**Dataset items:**
━━━━━━━━━━━━━━━━

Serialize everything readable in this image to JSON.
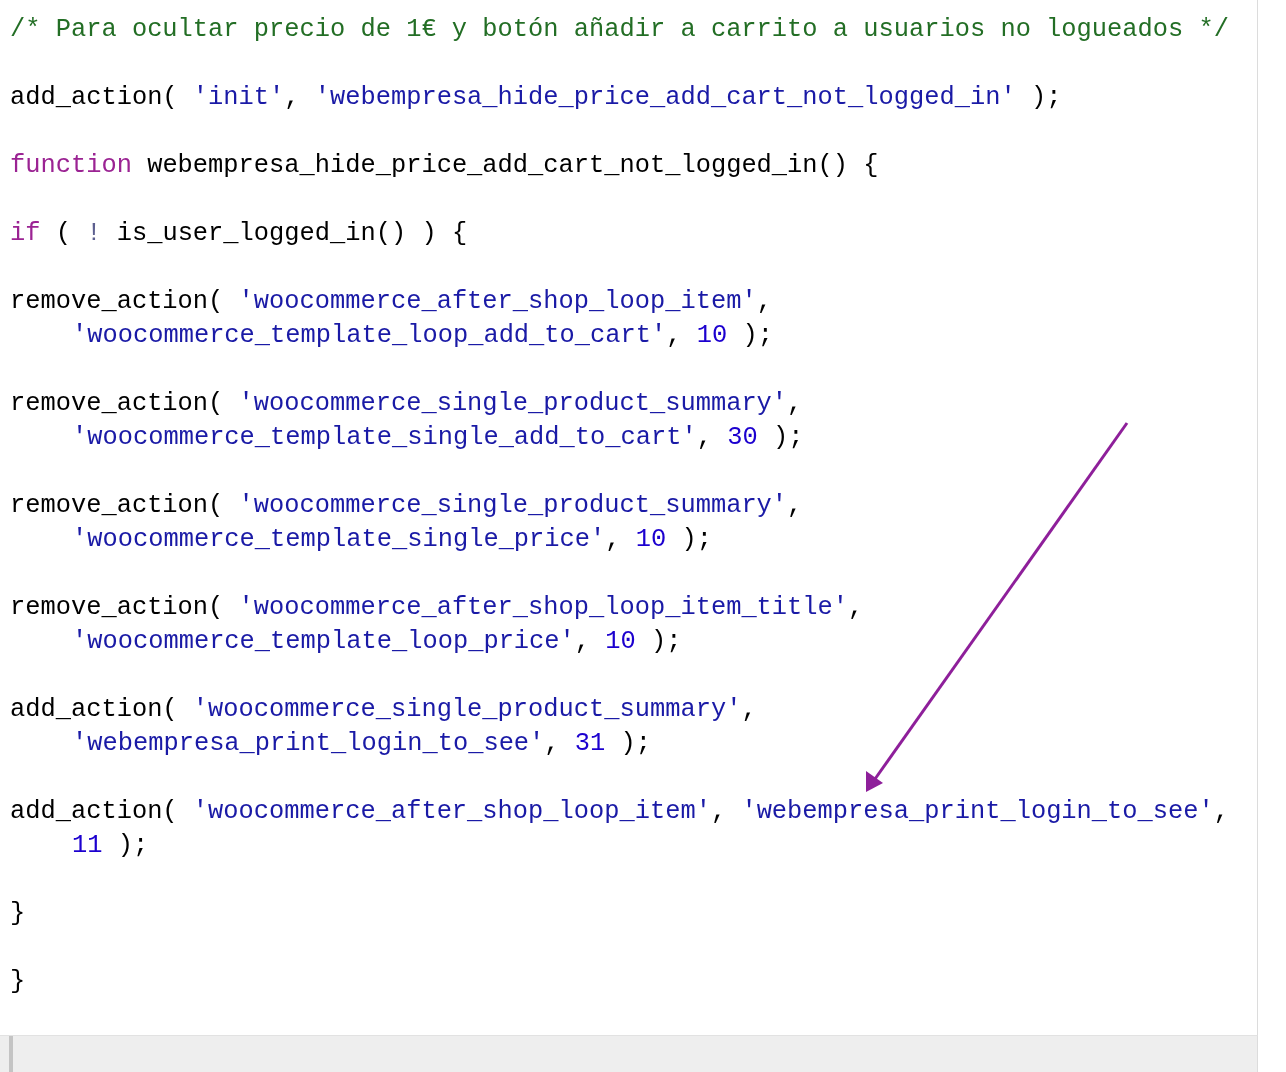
{
  "code_blocks": [
    {
      "lines": [
        {
          "indent": false,
          "tokens": [
            {
              "kind": "comment",
              "text": "/* Para ocultar precio de 1€ y botón añadir a carrito a usuarios no logueados */"
            }
          ]
        }
      ]
    },
    {
      "lines": [
        {
          "indent": false,
          "tokens": [
            {
              "kind": "plain",
              "text": "add_action( "
            },
            {
              "kind": "string",
              "text": "'init'"
            },
            {
              "kind": "plain",
              "text": ", "
            },
            {
              "kind": "string",
              "text": "'webempresa_hide_price_add_cart_not_logged_in'"
            },
            {
              "kind": "plain",
              "text": " );"
            }
          ]
        }
      ]
    },
    {
      "lines": [
        {
          "indent": false,
          "tokens": [
            {
              "kind": "keyword",
              "text": "function"
            },
            {
              "kind": "plain",
              "text": " webempresa_hide_price_add_cart_not_logged_in() {"
            }
          ]
        }
      ]
    },
    {
      "lines": [
        {
          "indent": false,
          "tokens": [
            {
              "kind": "keyword",
              "text": "if"
            },
            {
              "kind": "plain",
              "text": " ( "
            },
            {
              "kind": "operator",
              "text": "!"
            },
            {
              "kind": "plain",
              "text": " is_user_logged_in() ) {"
            }
          ]
        }
      ]
    },
    {
      "lines": [
        {
          "indent": false,
          "tokens": [
            {
              "kind": "plain",
              "text": "remove_action( "
            },
            {
              "kind": "string",
              "text": "'woocommerce_after_shop_loop_item'"
            },
            {
              "kind": "plain",
              "text": ","
            }
          ]
        },
        {
          "indent": true,
          "tokens": [
            {
              "kind": "string",
              "text": "'woocommerce_template_loop_add_to_cart'"
            },
            {
              "kind": "plain",
              "text": ", "
            },
            {
              "kind": "number",
              "text": "10"
            },
            {
              "kind": "plain",
              "text": " );"
            }
          ]
        }
      ]
    },
    {
      "lines": [
        {
          "indent": false,
          "tokens": [
            {
              "kind": "plain",
              "text": "remove_action( "
            },
            {
              "kind": "string",
              "text": "'woocommerce_single_product_summary'"
            },
            {
              "kind": "plain",
              "text": ","
            }
          ]
        },
        {
          "indent": true,
          "tokens": [
            {
              "kind": "string",
              "text": "'woocommerce_template_single_add_to_cart'"
            },
            {
              "kind": "plain",
              "text": ", "
            },
            {
              "kind": "number",
              "text": "30"
            },
            {
              "kind": "plain",
              "text": " );"
            }
          ]
        }
      ]
    },
    {
      "lines": [
        {
          "indent": false,
          "tokens": [
            {
              "kind": "plain",
              "text": "remove_action( "
            },
            {
              "kind": "string",
              "text": "'woocommerce_single_product_summary'"
            },
            {
              "kind": "plain",
              "text": ","
            }
          ]
        },
        {
          "indent": true,
          "tokens": [
            {
              "kind": "string",
              "text": "'woocommerce_template_single_price'"
            },
            {
              "kind": "plain",
              "text": ", "
            },
            {
              "kind": "number",
              "text": "10"
            },
            {
              "kind": "plain",
              "text": " );"
            }
          ]
        }
      ]
    },
    {
      "lines": [
        {
          "indent": false,
          "tokens": [
            {
              "kind": "plain",
              "text": "remove_action( "
            },
            {
              "kind": "string",
              "text": "'woocommerce_after_shop_loop_item_title'"
            },
            {
              "kind": "plain",
              "text": ","
            }
          ]
        },
        {
          "indent": true,
          "tokens": [
            {
              "kind": "string",
              "text": "'woocommerce_template_loop_price'"
            },
            {
              "kind": "plain",
              "text": ", "
            },
            {
              "kind": "number",
              "text": "10"
            },
            {
              "kind": "plain",
              "text": " );"
            }
          ]
        }
      ]
    },
    {
      "lines": [
        {
          "indent": false,
          "tokens": [
            {
              "kind": "plain",
              "text": "add_action( "
            },
            {
              "kind": "string",
              "text": "'woocommerce_single_product_summary'"
            },
            {
              "kind": "plain",
              "text": ","
            }
          ]
        },
        {
          "indent": true,
          "tokens": [
            {
              "kind": "string",
              "text": "'webempresa_print_login_to_see'"
            },
            {
              "kind": "plain",
              "text": ", "
            },
            {
              "kind": "number",
              "text": "31"
            },
            {
              "kind": "plain",
              "text": " );"
            }
          ]
        }
      ]
    },
    {
      "lines": [
        {
          "indent": false,
          "tokens": [
            {
              "kind": "plain",
              "text": "add_action( "
            },
            {
              "kind": "string",
              "text": "'woocommerce_after_shop_loop_item'"
            },
            {
              "kind": "plain",
              "text": ", "
            },
            {
              "kind": "string",
              "text": "'webempresa_print_login_to_see'"
            },
            {
              "kind": "plain",
              "text": ","
            }
          ]
        },
        {
          "indent": true,
          "tokens": [
            {
              "kind": "number",
              "text": "11"
            },
            {
              "kind": "plain",
              "text": " );"
            }
          ]
        }
      ]
    },
    {
      "lines": [
        {
          "indent": false,
          "tokens": [
            {
              "kind": "plain",
              "text": "}"
            }
          ]
        }
      ]
    },
    {
      "lines": [
        {
          "indent": false,
          "tokens": [
            {
              "kind": "plain",
              "text": "}"
            }
          ]
        }
      ]
    }
  ]
}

━━━━━━━━━━━━━━━━

**WHAT IS ASKED:** Give the data again exactly as written, with all pictures left out.

**OUTPUT FOR THIS TASK:**
Serialize everything readable in this image to JSON.
{
  "code_blocks": [
    {
      "lines": [
        {
          "indent": false,
          "tokens": [
            {
              "kind": "comment",
              "text": "/* Para ocultar precio de 1€ y botón añadir a carrito a usuarios no logueados */"
            }
          ]
        }
      ]
    },
    {
      "lines": [
        {
          "indent": false,
          "tokens": [
            {
              "kind": "plain",
              "text": "add_action( "
            },
            {
              "kind": "string",
              "text": "'init'"
            },
            {
              "kind": "plain",
              "text": ", "
            },
            {
              "kind": "string",
              "text": "'webempresa_hide_price_add_cart_not_logged_in'"
            },
            {
              "kind": "plain",
              "text": " );"
            }
          ]
        }
      ]
    },
    {
      "lines": [
        {
          "indent": false,
          "tokens": [
            {
              "kind": "keyword",
              "text": "function"
            },
            {
              "kind": "plain",
              "text": " webempresa_hide_price_add_cart_not_logged_in() {"
            }
          ]
        }
      ]
    },
    {
      "lines": [
        {
          "indent": false,
          "tokens": [
            {
              "kind": "keyword",
              "text": "if"
            },
            {
              "kind": "plain",
              "text": " ( "
            },
            {
              "kind": "operator",
              "text": "!"
            },
            {
              "kind": "plain",
              "text": " is_user_logged_in() ) {"
            }
          ]
        }
      ]
    },
    {
      "lines": [
        {
          "indent": false,
          "tokens": [
            {
              "kind": "plain",
              "text": "remove_action( "
            },
            {
              "kind": "string",
              "text": "'woocommerce_after_shop_loop_item'"
            },
            {
              "kind": "plain",
              "text": ","
            }
          ]
        },
        {
          "indent": true,
          "tokens": [
            {
              "kind": "string",
              "text": "'woocommerce_template_loop_add_to_cart'"
            },
            {
              "kind": "plain",
              "text": ", "
            },
            {
              "kind": "number",
              "text": "10"
            },
            {
              "kind": "plain",
              "text": " );"
            }
          ]
        }
      ]
    },
    {
      "lines": [
        {
          "indent": false,
          "tokens": [
            {
              "kind": "plain",
              "text": "remove_action( "
            },
            {
              "kind": "string",
              "text": "'woocommerce_single_product_summary'"
            },
            {
              "kind": "plain",
              "text": ","
            }
          ]
        },
        {
          "indent": true,
          "tokens": [
            {
              "kind": "string",
              "text": "'woocommerce_template_single_add_to_cart'"
            },
            {
              "kind": "plain",
              "text": ", "
            },
            {
              "kind": "number",
              "text": "30"
            },
            {
              "kind": "plain",
              "text": " );"
            }
          ]
        }
      ]
    },
    {
      "lines": [
        {
          "indent": false,
          "tokens": [
            {
              "kind": "plain",
              "text": "remove_action( "
            },
            {
              "kind": "string",
              "text": "'woocommerce_single_product_summary'"
            },
            {
              "kind": "plain",
              "text": ","
            }
          ]
        },
        {
          "indent": true,
          "tokens": [
            {
              "kind": "string",
              "text": "'woocommerce_template_single_price'"
            },
            {
              "kind": "plain",
              "text": ", "
            },
            {
              "kind": "number",
              "text": "10"
            },
            {
              "kind": "plain",
              "text": " );"
            }
          ]
        }
      ]
    },
    {
      "lines": [
        {
          "indent": false,
          "tokens": [
            {
              "kind": "plain",
              "text": "remove_action( "
            },
            {
              "kind": "string",
              "text": "'woocommerce_after_shop_loop_item_title'"
            },
            {
              "kind": "plain",
              "text": ","
            }
          ]
        },
        {
          "indent": true,
          "tokens": [
            {
              "kind": "string",
              "text": "'woocommerce_template_loop_price'"
            },
            {
              "kind": "plain",
              "text": ", "
            },
            {
              "kind": "number",
              "text": "10"
            },
            {
              "kind": "plain",
              "text": " );"
            }
          ]
        }
      ]
    },
    {
      "lines": [
        {
          "indent": false,
          "tokens": [
            {
              "kind": "plain",
              "text": "add_action( "
            },
            {
              "kind": "string",
              "text": "'woocommerce_single_product_summary'"
            },
            {
              "kind": "plain",
              "text": ","
            }
          ]
        },
        {
          "indent": true,
          "tokens": [
            {
              "kind": "string",
              "text": "'webempresa_print_login_to_see'"
            },
            {
              "kind": "plain",
              "text": ", "
            },
            {
              "kind": "number",
              "text": "31"
            },
            {
              "kind": "plain",
              "text": " );"
            }
          ]
        }
      ]
    },
    {
      "lines": [
        {
          "indent": false,
          "tokens": [
            {
              "kind": "plain",
              "text": "add_action( "
            },
            {
              "kind": "string",
              "text": "'woocommerce_after_shop_loop_item'"
            },
            {
              "kind": "plain",
              "text": ", "
            },
            {
              "kind": "string",
              "text": "'webempresa_print_login_to_see'"
            },
            {
              "kind": "plain",
              "text": ","
            }
          ]
        },
        {
          "indent": true,
          "tokens": [
            {
              "kind": "number",
              "text": "11"
            },
            {
              "kind": "plain",
              "text": " );"
            }
          ]
        }
      ]
    },
    {
      "lines": [
        {
          "indent": false,
          "tokens": [
            {
              "kind": "plain",
              "text": "}"
            }
          ]
        }
      ]
    },
    {
      "lines": [
        {
          "indent": false,
          "tokens": [
            {
              "kind": "plain",
              "text": "}"
            }
          ]
        }
      ]
    }
  ]
}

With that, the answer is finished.